Skip every picture and transcribe the remaining material exactly.

****************

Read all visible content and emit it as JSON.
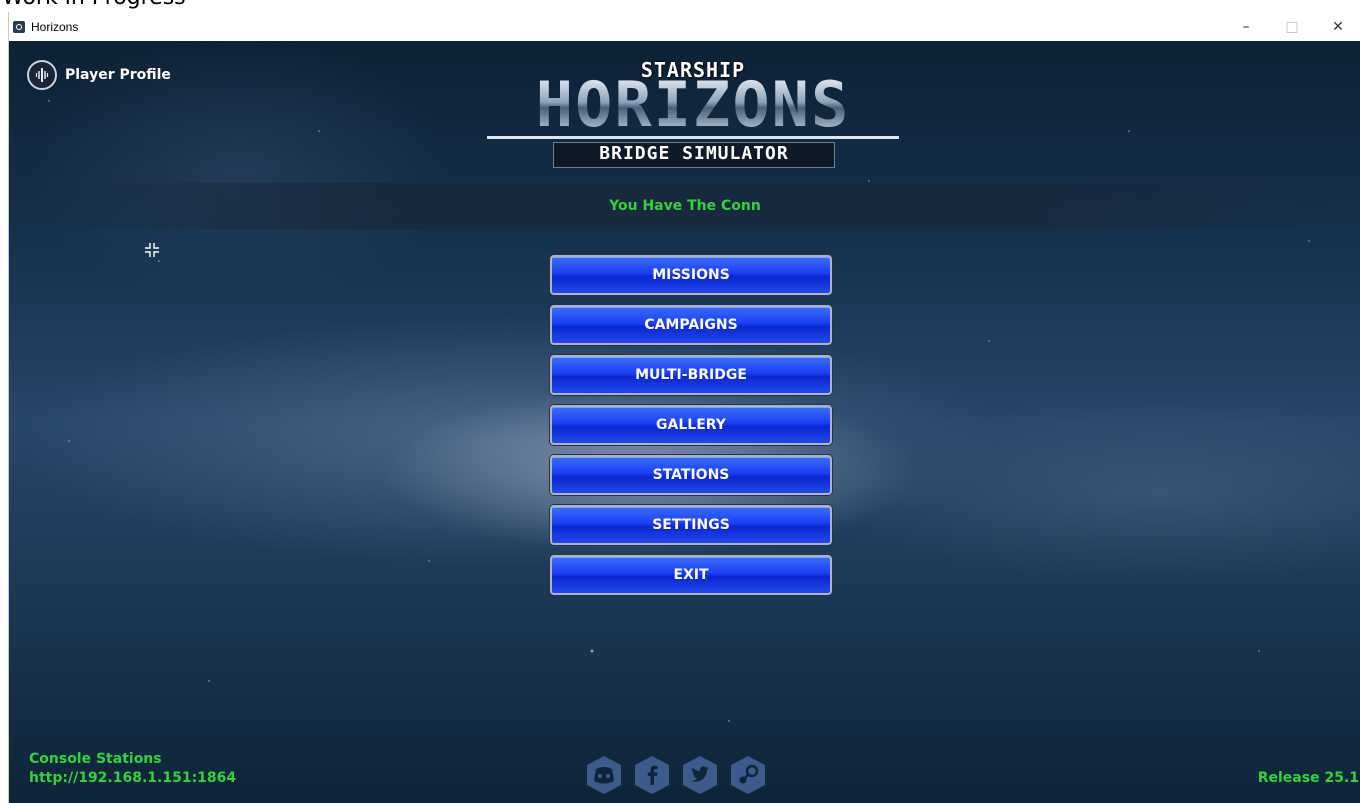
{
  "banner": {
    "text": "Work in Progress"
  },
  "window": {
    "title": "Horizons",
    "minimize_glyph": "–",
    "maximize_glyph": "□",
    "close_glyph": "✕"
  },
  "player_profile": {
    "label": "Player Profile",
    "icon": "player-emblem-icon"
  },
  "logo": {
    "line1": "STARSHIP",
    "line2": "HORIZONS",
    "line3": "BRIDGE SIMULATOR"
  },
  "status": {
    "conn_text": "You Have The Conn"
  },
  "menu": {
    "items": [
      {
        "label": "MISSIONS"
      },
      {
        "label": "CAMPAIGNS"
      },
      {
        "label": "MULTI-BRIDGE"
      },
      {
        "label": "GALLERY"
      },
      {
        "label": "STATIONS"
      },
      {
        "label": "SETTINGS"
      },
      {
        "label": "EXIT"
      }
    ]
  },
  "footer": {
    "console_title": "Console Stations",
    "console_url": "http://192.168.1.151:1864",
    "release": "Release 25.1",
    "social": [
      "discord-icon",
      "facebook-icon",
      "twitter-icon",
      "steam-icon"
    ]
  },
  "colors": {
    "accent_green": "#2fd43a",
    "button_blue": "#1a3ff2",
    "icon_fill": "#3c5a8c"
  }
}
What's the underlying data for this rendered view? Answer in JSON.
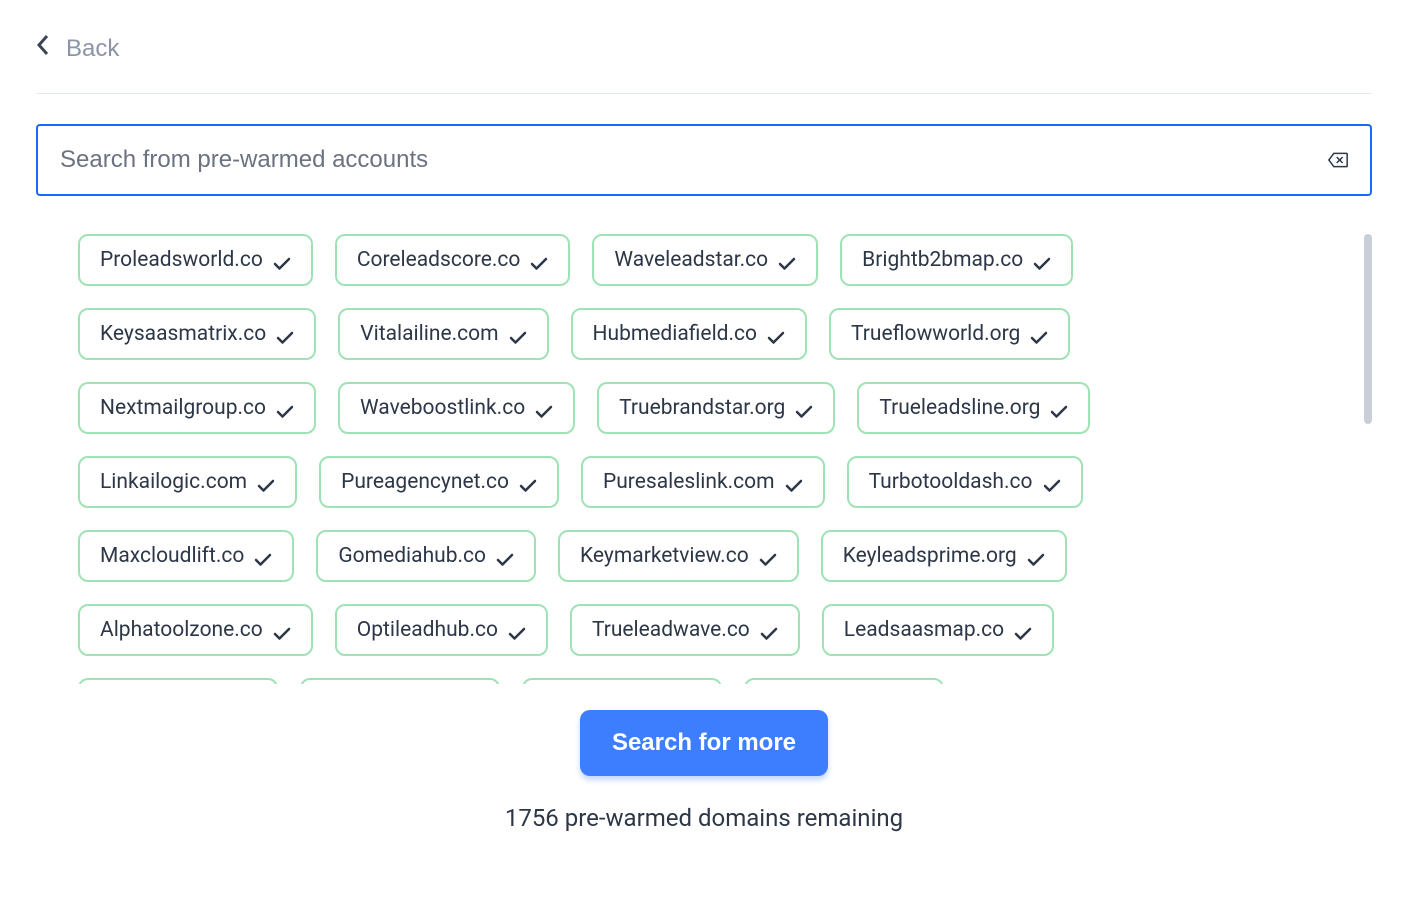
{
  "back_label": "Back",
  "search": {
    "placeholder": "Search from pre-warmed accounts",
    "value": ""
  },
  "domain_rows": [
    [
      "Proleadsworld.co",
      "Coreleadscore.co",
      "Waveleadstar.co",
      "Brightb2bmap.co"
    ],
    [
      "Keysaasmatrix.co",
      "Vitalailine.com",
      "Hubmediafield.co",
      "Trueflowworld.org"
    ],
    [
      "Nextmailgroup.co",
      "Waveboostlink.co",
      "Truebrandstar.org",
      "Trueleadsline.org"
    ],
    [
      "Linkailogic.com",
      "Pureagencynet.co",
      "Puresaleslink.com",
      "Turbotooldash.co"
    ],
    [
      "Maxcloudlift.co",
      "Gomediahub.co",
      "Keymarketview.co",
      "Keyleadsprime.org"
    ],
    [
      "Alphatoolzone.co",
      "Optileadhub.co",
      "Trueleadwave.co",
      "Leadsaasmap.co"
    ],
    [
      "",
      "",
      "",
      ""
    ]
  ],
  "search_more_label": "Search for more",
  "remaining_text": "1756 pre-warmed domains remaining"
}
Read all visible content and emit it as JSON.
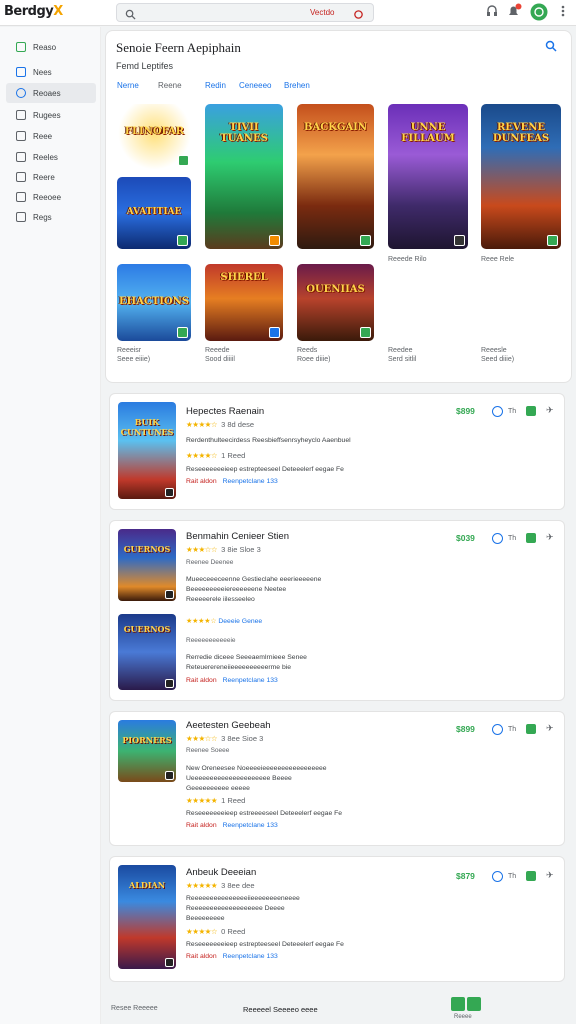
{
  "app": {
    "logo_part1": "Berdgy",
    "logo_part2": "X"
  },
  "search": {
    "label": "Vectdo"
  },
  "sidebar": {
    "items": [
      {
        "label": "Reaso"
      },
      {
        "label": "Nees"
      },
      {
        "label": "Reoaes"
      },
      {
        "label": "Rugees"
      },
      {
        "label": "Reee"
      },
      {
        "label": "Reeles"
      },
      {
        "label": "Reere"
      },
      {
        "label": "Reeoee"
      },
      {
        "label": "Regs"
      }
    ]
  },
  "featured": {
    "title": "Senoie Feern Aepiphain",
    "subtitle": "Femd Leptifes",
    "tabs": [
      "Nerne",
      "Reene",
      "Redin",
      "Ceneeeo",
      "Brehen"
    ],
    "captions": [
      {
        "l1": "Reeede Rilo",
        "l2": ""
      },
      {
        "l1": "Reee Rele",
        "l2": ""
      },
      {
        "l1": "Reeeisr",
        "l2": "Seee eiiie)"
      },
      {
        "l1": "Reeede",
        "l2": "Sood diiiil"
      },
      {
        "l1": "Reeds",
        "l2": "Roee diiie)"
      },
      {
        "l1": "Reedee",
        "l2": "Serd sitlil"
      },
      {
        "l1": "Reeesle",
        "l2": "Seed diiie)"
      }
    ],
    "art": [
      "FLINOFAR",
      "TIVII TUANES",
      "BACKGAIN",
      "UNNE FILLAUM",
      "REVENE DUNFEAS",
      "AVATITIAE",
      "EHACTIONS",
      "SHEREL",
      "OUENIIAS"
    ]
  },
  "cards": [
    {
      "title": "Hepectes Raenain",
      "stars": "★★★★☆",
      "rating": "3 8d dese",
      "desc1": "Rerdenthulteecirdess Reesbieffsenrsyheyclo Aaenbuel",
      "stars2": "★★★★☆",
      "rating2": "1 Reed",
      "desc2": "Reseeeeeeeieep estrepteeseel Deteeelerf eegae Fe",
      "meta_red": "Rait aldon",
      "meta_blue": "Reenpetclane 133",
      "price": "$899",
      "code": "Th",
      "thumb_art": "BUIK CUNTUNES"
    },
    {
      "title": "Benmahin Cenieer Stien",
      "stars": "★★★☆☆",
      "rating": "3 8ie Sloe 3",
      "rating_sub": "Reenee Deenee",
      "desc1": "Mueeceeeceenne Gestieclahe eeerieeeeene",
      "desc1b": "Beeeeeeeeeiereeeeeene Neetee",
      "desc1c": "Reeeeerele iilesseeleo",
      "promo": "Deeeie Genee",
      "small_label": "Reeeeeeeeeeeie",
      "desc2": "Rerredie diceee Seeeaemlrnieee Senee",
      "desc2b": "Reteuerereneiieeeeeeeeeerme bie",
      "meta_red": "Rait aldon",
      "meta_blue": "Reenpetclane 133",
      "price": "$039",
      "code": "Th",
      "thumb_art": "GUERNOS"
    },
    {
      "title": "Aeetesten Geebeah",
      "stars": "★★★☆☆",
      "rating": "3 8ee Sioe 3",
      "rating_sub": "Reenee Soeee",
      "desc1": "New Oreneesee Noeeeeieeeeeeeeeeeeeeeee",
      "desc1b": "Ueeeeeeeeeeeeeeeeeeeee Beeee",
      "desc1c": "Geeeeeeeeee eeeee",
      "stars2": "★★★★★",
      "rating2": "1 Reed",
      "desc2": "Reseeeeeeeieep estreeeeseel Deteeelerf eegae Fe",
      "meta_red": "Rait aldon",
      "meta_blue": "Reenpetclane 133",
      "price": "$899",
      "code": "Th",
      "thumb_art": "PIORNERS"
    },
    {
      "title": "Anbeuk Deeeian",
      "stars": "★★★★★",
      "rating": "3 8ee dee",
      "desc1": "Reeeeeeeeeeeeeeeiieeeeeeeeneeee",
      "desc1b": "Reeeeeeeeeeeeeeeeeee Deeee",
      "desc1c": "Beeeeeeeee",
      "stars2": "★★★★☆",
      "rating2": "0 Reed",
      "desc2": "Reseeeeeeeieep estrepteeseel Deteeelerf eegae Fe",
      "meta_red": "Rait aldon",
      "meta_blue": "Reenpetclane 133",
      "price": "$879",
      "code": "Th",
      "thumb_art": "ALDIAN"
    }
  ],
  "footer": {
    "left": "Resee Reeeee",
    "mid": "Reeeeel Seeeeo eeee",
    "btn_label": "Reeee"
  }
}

****************

**Expected answer:**
Read all visible content and emit it as JSON.
{
  "banner": {
    "text": "Work in Progress"
  },
  "window": {
    "title": "Horizons",
    "minimize_glyph": "–",
    "maximize_glyph": "□",
    "close_glyph": "✕"
  },
  "player_profile": {
    "label": "Player Profile",
    "icon": "player-emblem-icon"
  },
  "logo": {
    "line1": "STARSHIP",
    "line2": "HORIZONS",
    "line3": "BRIDGE SIMULATOR"
  },
  "status": {
    "conn_text": "You Have The Conn"
  },
  "menu": {
    "items": [
      {
        "label": "MISSIONS"
      },
      {
        "label": "CAMPAIGNS"
      },
      {
        "label": "MULTI-BRIDGE"
      },
      {
        "label": "GALLERY"
      },
      {
        "label": "STATIONS"
      },
      {
        "label": "SETTINGS"
      },
      {
        "label": "EXIT"
      }
    ]
  },
  "footer": {
    "console_title": "Console Stations",
    "console_url": "http://192.168.1.151:1864",
    "release": "Release 25.1",
    "social": [
      "discord-icon",
      "facebook-icon",
      "twitter-icon",
      "steam-icon"
    ]
  },
  "colors": {
    "accent_green": "#2fd43a",
    "button_blue": "#1a3ff2",
    "icon_fill": "#3c5a8c"
  }
}
What's the underlying data for this rendered view? Answer in JSON.
{
  "back_label": "Back",
  "search": {
    "placeholder": "Search from pre-warmed accounts",
    "value": ""
  },
  "domain_rows": [
    [
      "Proleadsworld.co",
      "Coreleadscore.co",
      "Waveleadstar.co",
      "Brightb2bmap.co"
    ],
    [
      "Keysaasmatrix.co",
      "Vitalailine.com",
      "Hubmediafield.co",
      "Trueflowworld.org"
    ],
    [
      "Nextmailgroup.co",
      "Waveboostlink.co",
      "Truebrandstar.org",
      "Trueleadsline.org"
    ],
    [
      "Linkailogic.com",
      "Pureagencynet.co",
      "Puresaleslink.com",
      "Turbotooldash.co"
    ],
    [
      "Maxcloudlift.co",
      "Gomediahub.co",
      "Keymarketview.co",
      "Keyleadsprime.org"
    ],
    [
      "Alphatoolzone.co",
      "Optileadhub.co",
      "Trueleadwave.co",
      "Leadsaasmap.co"
    ],
    [
      "",
      "",
      "",
      ""
    ]
  ],
  "search_more_label": "Search for more",
  "remaining_text": "1756 pre-warmed domains remaining"
}
Read all visible content and emit it as JSON.
{
  "app": {
    "logo_part1": "Berdgy",
    "logo_part2": "X"
  },
  "search": {
    "label": "Vectdo"
  },
  "sidebar": {
    "items": [
      {
        "label": "Reaso"
      },
      {
        "label": "Nees"
      },
      {
        "label": "Reoaes"
      },
      {
        "label": "Rugees"
      },
      {
        "label": "Reee"
      },
      {
        "label": "Reeles"
      },
      {
        "label": "Reere"
      },
      {
        "label": "Reeoee"
      },
      {
        "label": "Regs"
      }
    ]
  },
  "featured": {
    "title": "Senoie Feern Aepiphain",
    "subtitle": "Femd Leptifes",
    "tabs": [
      "Nerne",
      "Reene",
      "Redin",
      "Ceneeeo",
      "Brehen"
    ],
    "captions": [
      {
        "l1": "Reeede Rilo",
        "l2": ""
      },
      {
        "l1": "Reee Rele",
        "l2": ""
      },
      {
        "l1": "Reeeisr",
        "l2": "Seee eiiie)"
      },
      {
        "l1": "Reeede",
        "l2": "Sood diiiil"
      },
      {
        "l1": "Reeds",
        "l2": "Roee diiie)"
      },
      {
        "l1": "Reedee",
        "l2": "Serd sitlil"
      },
      {
        "l1": "Reeesle",
        "l2": "Seed diiie)"
      }
    ],
    "art": [
      "FLINOFAR",
      "TIVII TUANES",
      "BACKGAIN",
      "UNNE FILLAUM",
      "REVENE DUNFEAS",
      "AVATITIAE",
      "EHACTIONS",
      "SHEREL",
      "OUENIIAS"
    ]
  },
  "cards": [
    {
      "title": "Hepectes Raenain",
      "stars": "★★★★☆",
      "rating": "3 8d dese",
      "desc1": "Rerdenthulteecirdess Reesbieffsenrsyheyclo Aaenbuel",
      "stars2": "★★★★☆",
      "rating2": "1 Reed",
      "desc2": "Reseeeeeeeieep estrepteeseel Deteeelerf eegae Fe",
      "meta_red": "Rait aldon",
      "meta_blue": "Reenpetclane 133",
      "price": "$899",
      "code": "Th",
      "thumb_art": "BUIK CUNTUNES"
    },
    {
      "title": "Benmahin Cenieer Stien",
      "stars": "★★★☆☆",
      "rating": "3 8ie Sloe 3",
      "rating_sub": "Reenee Deenee",
      "desc1": "Mueeceeeceenne Gestieclahe eeerieeeeene",
      "desc1b": "Beeeeeeeeeiereeeeeene Neetee",
      "desc1c": "Reeeeerele iilesseeleo",
      "promo": "Deeeie Genee",
      "small_label": "Reeeeeeeeeeeie",
      "desc2": "Rerredie diceee Seeeaemlrnieee Senee",
      "desc2b": "Reteuerereneiieeeeeeeeeerme bie",
      "meta_red": "Rait aldon",
      "meta_blue": "Reenpetclane 133",
      "price": "$039",
      "code": "Th",
      "thumb_art": "GUERNOS"
    },
    {
      "title": "Aeetesten Geebeah",
      "stars": "★★★☆☆",
      "rating": "3 8ee Sioe 3",
      "rating_sub": "Reenee Soeee",
      "desc1": "New Oreneesee Noeeeeieeeeeeeeeeeeeeeee",
      "desc1b": "Ueeeeeeeeeeeeeeeeeeeee Beeee",
      "desc1c": "Geeeeeeeeee eeeee",
      "stars2": "★★★★★",
      "rating2": "1 Reed",
      "desc2": "Reseeeeeeeieep estreeeeseel Deteeelerf eegae Fe",
      "meta_red": "Rait aldon",
      "meta_blue": "Reenpetclane 133",
      "price": "$899",
      "code": "Th",
      "thumb_art": "PIORNERS"
    },
    {
      "title": "Anbeuk Deeeian",
      "stars": "★★★★★",
      "rating": "3 8ee dee",
      "desc1": "Reeeeeeeeeeeeeeeiieeeeeeeeneeee",
      "desc1b": "Reeeeeeeeeeeeeeeeeee Deeee",
      "desc1c": "Beeeeeeeee",
      "stars2": "★★★★☆",
      "rating2": "0 Reed",
      "desc2": "Reseeeeeeeieep estrepteeseel Deteeelerf eegae Fe",
      "meta_red": "Rait aldon",
      "meta_blue": "Reenpetclane 133",
      "price": "$879",
      "code": "Th",
      "thumb_art": "ALDIAN"
    }
  ],
  "footer": {
    "left": "Resee Reeeee",
    "mid": "Reeeeel Seeeeo eeee",
    "btn_label": "Reeee"
  }
}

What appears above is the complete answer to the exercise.